- Source data
┄┄┄┄┄┄┄┄┄┄┄┄┄┄┄┄┄┄┄┄

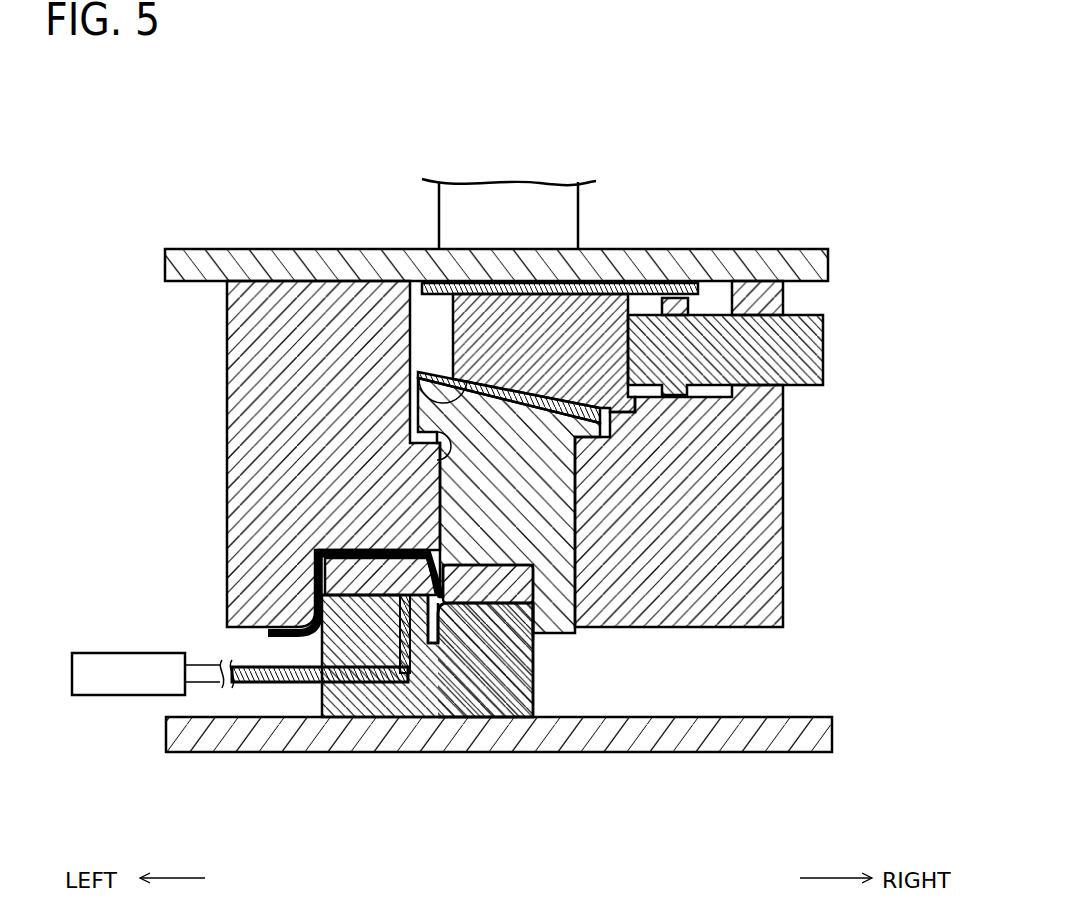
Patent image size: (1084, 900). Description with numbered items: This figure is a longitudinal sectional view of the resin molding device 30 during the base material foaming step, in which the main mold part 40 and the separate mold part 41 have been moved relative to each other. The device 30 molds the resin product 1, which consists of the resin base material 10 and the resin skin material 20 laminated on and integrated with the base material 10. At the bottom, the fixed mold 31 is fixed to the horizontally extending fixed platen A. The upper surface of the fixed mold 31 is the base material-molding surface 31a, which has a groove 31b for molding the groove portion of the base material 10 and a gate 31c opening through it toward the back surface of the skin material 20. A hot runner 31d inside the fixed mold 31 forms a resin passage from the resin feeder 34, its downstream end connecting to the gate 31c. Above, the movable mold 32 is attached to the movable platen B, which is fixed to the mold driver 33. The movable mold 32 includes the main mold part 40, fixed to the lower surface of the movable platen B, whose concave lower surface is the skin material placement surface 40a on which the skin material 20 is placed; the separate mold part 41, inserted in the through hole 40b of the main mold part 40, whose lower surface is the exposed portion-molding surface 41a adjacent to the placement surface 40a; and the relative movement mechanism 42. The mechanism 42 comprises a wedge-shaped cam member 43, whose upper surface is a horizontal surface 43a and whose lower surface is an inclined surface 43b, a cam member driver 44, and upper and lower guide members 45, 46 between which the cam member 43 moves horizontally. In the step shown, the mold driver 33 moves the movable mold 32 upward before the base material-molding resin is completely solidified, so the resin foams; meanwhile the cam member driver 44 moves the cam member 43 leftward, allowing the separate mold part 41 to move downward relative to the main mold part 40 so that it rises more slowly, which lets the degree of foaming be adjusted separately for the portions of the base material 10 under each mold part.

The resin product 1 is at (311, 568).
The resin base material 10 is at (317, 578).
The resin skin material 20 is at (297, 617).
The resin molding device 30 is at (853, 278).
The fixed mold 31 is at (540, 696).
The base material-molding surface 31a is at (545, 625).
The groove 31b is at (458, 612).
The gate 31c is at (395, 598).
The hot runner 31d is at (389, 668).
The movable mold 32 is at (787, 460).
The mold driver 33 is at (578, 203).
The resin feeder 34 is at (112, 699).
The main mold part 40 is at (227, 447).
The skin material placement surface 40a is at (318, 552).
The through hole 40b is at (425, 398).
The separate mold part 41 is at (605, 592).
The exposed portion-molding surface 41a is at (515, 572).
The relative movement mechanism 42 is at (715, 299).
The cam member 43 is at (563, 312).
The horizontal surface 43a is at (483, 293).
The inclined surface 43b is at (425, 383).
The cam member driver 44 is at (825, 348).
The upper guide member 45 is at (672, 282).
The lower guide member 46 is at (613, 435).
The fixed platen A is at (810, 717).
The movable platen B is at (195, 248).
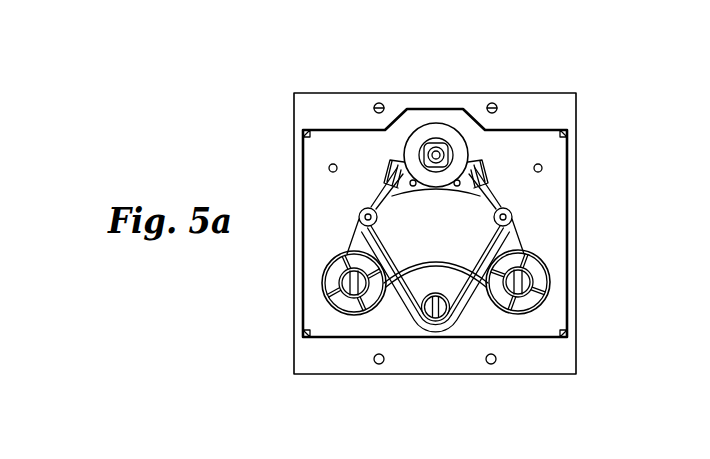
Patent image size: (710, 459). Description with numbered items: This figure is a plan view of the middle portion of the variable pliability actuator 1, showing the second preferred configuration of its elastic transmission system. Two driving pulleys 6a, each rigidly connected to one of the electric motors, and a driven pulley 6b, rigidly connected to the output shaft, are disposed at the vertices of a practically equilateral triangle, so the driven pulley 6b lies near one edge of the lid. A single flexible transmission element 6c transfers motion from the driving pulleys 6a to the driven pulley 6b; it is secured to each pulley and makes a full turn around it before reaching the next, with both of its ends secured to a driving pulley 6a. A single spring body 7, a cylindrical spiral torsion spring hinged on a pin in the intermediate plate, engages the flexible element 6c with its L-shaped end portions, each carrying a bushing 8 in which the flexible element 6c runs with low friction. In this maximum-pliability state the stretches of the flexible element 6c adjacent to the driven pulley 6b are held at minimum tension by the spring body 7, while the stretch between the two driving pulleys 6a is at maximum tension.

The variable pliability actuator 1 is at (597, 107).
The driving pulleys 6a is at (373, 310).
The driven pulley 6b is at (437, 147).
The flexible transmission element 6c is at (392, 192).
The spring body 7 is at (380, 263).
The bushing 8 is at (359, 221).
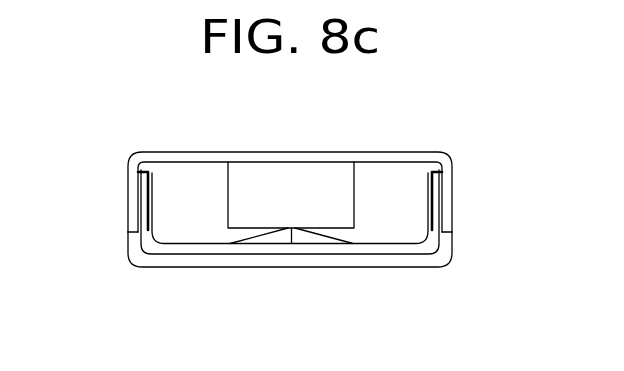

┄┄┄┄┄┄┄┄┄┄┄┄┄┄┄┄┄┄┄┄

- Exercise
Rewrite all of the rows above, replacing "figure" with "drawing" everywhere it appears and keeping everything else the same. Leave the pictures out of your answer.

- Written response
Patent image size: (1084, 900). Description with numbered items: This drawing is a longitudinal sectional view of the resin molding device 30 during the base material foaming step, in which the main mold part 40 and the separate mold part 41 have been moved relative to each other. The device 30 molds the resin product 1, which consists of the resin base material 10 and the resin skin material 20 laminated on and integrated with the base material 10. At the bottom, the fixed mold 31 is fixed to the horizontally extending fixed platen A. The upper surface of the fixed mold 31 is the base material-molding surface 31a, which has a groove 31b for molding the groove portion of the base material 10 and a gate 31c opening through it toward the back surface of the skin material 20. A hot runner 31d inside the fixed mold 31 forms a resin passage from the resin feeder 34, its downstream end connecting to the gate 31c. Above, the movable mold 32 is attached to the movable platen B, which is fixed to the mold driver 33. The movable mold 32 includes the main mold part 40, fixed to the lower surface of the movable platen B, whose concave lower surface is the skin material placement surface 40a on which the skin material 20 is placed; the separate mold part 41, inserted in the through hole 40b of the main mold part 40, whose lower surface is the exposed portion-molding surface 41a adjacent to the placement surface 40a; and the relative movement mechanism 42. The mechanism 42 comprises a wedge-shaped cam member 43, whose upper surface is a horizontal surface 43a and whose lower surface is an inclined surface 43b, a cam member driver 44, and upper and lower guide members 45, 46 between which the cam member 43 moves horizontally. In the step shown, the mold driver 33 moves the movable mold 32 upward before the base material-molding resin is completely solidified, so the resin foams; meanwhile the cam member driver 44 moves the cam member 43 leftward, allowing the separate mold part 41 to move downward relative to the main mold part 40 so that it rises more slowly, which lets the degree of foaming be adjusted separately for the portions of the base material 10 under each mold part.

The resin product 1 is at (311, 568).
The resin base material 10 is at (317, 578).
The resin skin material 20 is at (297, 617).
The resin molding device 30 is at (853, 278).
The fixed mold 31 is at (540, 696).
The base material-molding surface 31a is at (545, 625).
The groove 31b is at (458, 612).
The gate 31c is at (395, 598).
The hot runner 31d is at (389, 668).
The movable mold 32 is at (787, 460).
The mold driver 33 is at (578, 203).
The resin feeder 34 is at (112, 699).
The main mold part 40 is at (227, 447).
The skin material placement surface 40a is at (318, 552).
The through hole 40b is at (425, 398).
The separate mold part 41 is at (605, 592).
The exposed portion-molding surface 41a is at (515, 572).
The relative movement mechanism 42 is at (715, 299).
The cam member 43 is at (563, 312).
The horizontal surface 43a is at (483, 293).
The inclined surface 43b is at (425, 383).
The cam member driver 44 is at (825, 348).
The upper guide member 45 is at (672, 282).
The lower guide member 46 is at (613, 435).
The fixed platen A is at (810, 717).
The movable platen B is at (195, 248).
Patent image size: (710, 459). Description with numbered items: This drawing is a plan view of the middle portion of the variable pliability actuator 1, showing the second preferred configuration of its elastic transmission system. Two driving pulleys 6a, each rigidly connected to one of the electric motors, and a driven pulley 6b, rigidly connected to the output shaft, are disposed at the vertices of a practically equilateral triangle, so the driven pulley 6b lies near one edge of the lid. A single flexible transmission element 6c transfers motion from the driving pulleys 6a to the driven pulley 6b; it is secured to each pulley and makes a full turn around it before reaching the next, with both of its ends secured to a driving pulley 6a. A single spring body 7, a cylindrical spiral torsion spring hinged on a pin in the intermediate plate, engages the flexible element 6c with its L-shaped end portions, each carrying a bushing 8 in which the flexible element 6c runs with low friction. In this maximum-pliability state the stretches of the flexible element 6c adjacent to the driven pulley 6b are held at minimum tension by the spring body 7, while the stretch between the two driving pulleys 6a is at maximum tension.

The variable pliability actuator 1 is at (597, 107).
The driving pulleys 6a is at (373, 310).
The driven pulley 6b is at (437, 147).
The flexible transmission element 6c is at (392, 192).
The spring body 7 is at (380, 263).
The bushing 8 is at (359, 221).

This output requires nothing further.